▶ [REQUIREMENT]
Set down, word for word, the passage of the article on Baby Boomers and fitness clubs starting at "Baby Boomers are" and ending at "do amazing things.".

Stan Reents, PharmD, is a certified personal trainer, a certified USTA tennis coach and a former health care professional. He is the author of Sport and Exercise Pharmacology and the creator of www.AthleteInMe.com. Reents can be reached at editor@athleteinme.com.

It is widely known that Baby Boomers fueled the growth in health clubs in the 1980s, and it appears that they are coming back. In 1993, there were roughly 1.3 million health club members who were 55 and older. In 2004, that number increased to 10.2 million. In 2005, nearly 20 percent of health club members were 55 or older, according to the International Health, Racquet and Sportsclub Association.

Baby Boomers are people born after the end of World War II between 1946 and 1964. There are nearly 80 million Baby Boomers in the U.S. today. The oldest members of this group are now nearing retirement.

Boomers are an important group in the health and fitness industry, not only because of their numbers but also because they are highly motivated. This personality trait shows up in their drive to exercise, stay healthy and compete. To understand how much Baby Boomers still love to compete, pick up a copy of Masters Athlete magazine. Several sports journalists in the Chicago area launched this magazine and the accompanying Web site www.GeezerJock.com in October 2004. They decided to focus on people 40 and older who still enjoy competing. Every issue profiles older athletes -- some are in their 90s -- who do amazing things.

But, of course, this competitive drive comes at a price: injuries. In fact, it’s so common that a new term has been invented to describe the injuries these older athletes suffer: “boomeritis.”

As an employee or owner of a fitness club, why should you care? Because Boomers are very motivated to exercise for health reasons. They don’t want to end up sitting in a wheelchair when they hit 70, or suffer a stroke or heart attack.

To attract individuals from this lucrative market to your club, consider the following six ideas:

1. Feed that competitive drive. Boomers are competitive, so consider programs like spinning classes and kickboxing. Create some type of recordkeeping that displays the performance of these members. For example, set a goal of 1,000 miles for members of a spinning class, and update it every week. For the less competitive, simply keep track of how regularly they exercise and if they are meeting the latest American College of Sports Medicine guidelines.

2. Offer training and conditioning advice. Because many Boomers might be preparing for an upcoming event, find trainers and coaches to give free talks on training and conditioning. Coordinate a membership drive with these talks.

3. Make sure you have ample cardio machines. Aerobic exercise is critical for warding off many chronic diseases, such as hypertension, diabetes, heart disease and stroke. Boomers know this.

4. Provide health checks. Find health care professionals in your community who can provide health talks at your club. If you can partner with a local hospital or clinic, offer blood pressure and cholesterol screenings periodically.

5. Establish flexible membership plans. Many Boomers have an “I can do it myself” attitude. Because it’s likely that many of them will have joined gyms in the past, they’ll appreciate the more options and choices you give them. Let them describe what kind of membership program they want.

6. Promote your personal training services. Personal training for Boomers is a good strategy. Boomers appreciate the special attention, and a knowledgeable trainer can help a Boomer from overdoing it.

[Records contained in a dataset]
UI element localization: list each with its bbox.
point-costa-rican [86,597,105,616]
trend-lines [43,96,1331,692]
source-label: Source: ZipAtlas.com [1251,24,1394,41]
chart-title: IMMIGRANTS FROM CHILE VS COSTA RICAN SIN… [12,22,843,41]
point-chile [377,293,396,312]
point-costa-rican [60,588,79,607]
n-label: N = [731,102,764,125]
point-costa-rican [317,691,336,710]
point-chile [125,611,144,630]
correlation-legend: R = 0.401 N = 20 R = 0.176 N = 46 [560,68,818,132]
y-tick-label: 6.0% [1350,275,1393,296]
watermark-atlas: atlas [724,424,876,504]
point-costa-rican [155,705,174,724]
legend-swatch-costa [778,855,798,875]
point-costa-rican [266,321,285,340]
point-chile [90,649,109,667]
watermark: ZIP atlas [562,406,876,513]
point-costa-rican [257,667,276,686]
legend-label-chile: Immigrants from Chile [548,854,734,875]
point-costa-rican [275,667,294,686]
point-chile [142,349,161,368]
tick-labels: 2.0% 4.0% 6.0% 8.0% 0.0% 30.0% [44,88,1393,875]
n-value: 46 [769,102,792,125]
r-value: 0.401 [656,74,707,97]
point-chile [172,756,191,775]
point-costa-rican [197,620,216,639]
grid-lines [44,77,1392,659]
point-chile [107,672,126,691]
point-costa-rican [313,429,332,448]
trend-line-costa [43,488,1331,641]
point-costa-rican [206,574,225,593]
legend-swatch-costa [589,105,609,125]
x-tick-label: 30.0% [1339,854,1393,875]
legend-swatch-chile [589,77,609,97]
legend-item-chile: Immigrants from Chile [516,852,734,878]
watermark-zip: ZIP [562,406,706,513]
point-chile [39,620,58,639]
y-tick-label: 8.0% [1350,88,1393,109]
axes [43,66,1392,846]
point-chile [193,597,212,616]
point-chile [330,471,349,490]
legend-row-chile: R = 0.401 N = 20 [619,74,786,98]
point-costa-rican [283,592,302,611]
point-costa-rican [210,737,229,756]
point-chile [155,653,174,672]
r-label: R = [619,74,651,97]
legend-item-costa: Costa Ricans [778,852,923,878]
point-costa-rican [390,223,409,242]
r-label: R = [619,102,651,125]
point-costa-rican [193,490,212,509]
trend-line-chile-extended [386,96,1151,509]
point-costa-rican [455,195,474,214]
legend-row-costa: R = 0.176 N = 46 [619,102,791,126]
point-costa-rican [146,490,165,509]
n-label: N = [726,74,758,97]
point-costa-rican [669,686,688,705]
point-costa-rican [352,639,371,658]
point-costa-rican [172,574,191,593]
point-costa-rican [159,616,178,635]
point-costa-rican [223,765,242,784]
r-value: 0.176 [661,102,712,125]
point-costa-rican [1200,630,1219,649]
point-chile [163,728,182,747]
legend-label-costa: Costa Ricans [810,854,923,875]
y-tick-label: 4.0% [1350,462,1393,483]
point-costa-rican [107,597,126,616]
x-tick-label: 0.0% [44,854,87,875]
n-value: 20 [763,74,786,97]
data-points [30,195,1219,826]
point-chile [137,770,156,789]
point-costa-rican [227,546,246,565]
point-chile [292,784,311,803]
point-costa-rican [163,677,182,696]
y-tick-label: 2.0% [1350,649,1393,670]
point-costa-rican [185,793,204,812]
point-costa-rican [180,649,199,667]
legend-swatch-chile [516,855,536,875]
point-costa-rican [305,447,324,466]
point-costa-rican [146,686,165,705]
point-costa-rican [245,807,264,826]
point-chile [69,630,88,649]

▶ [YOUR SOLUTION]
Baby Boomers are people born after the end of World War II between 1946 and 1964. There are nearly 80 million Baby Boomers in the U.S. today. The oldest members of this group are now nearing retirement.

Boomers are an important group in the health and fitness industry, not only because of their numbers but also because they are highly motivated. This personality trait shows up in their drive to exercise, stay healthy and compete. To understand how much Baby Boomers still love to compete, pick up a copy of Masters Athlete magazine. Several sports journalists in the Chicago area launched this magazine and the accompanying Web site www.GeezerJock.com in October 2004. They decided to focus on people 40 and older who still enjoy competing. Every issue profiles older athletes -- some are in their 90s -- who do amazing things.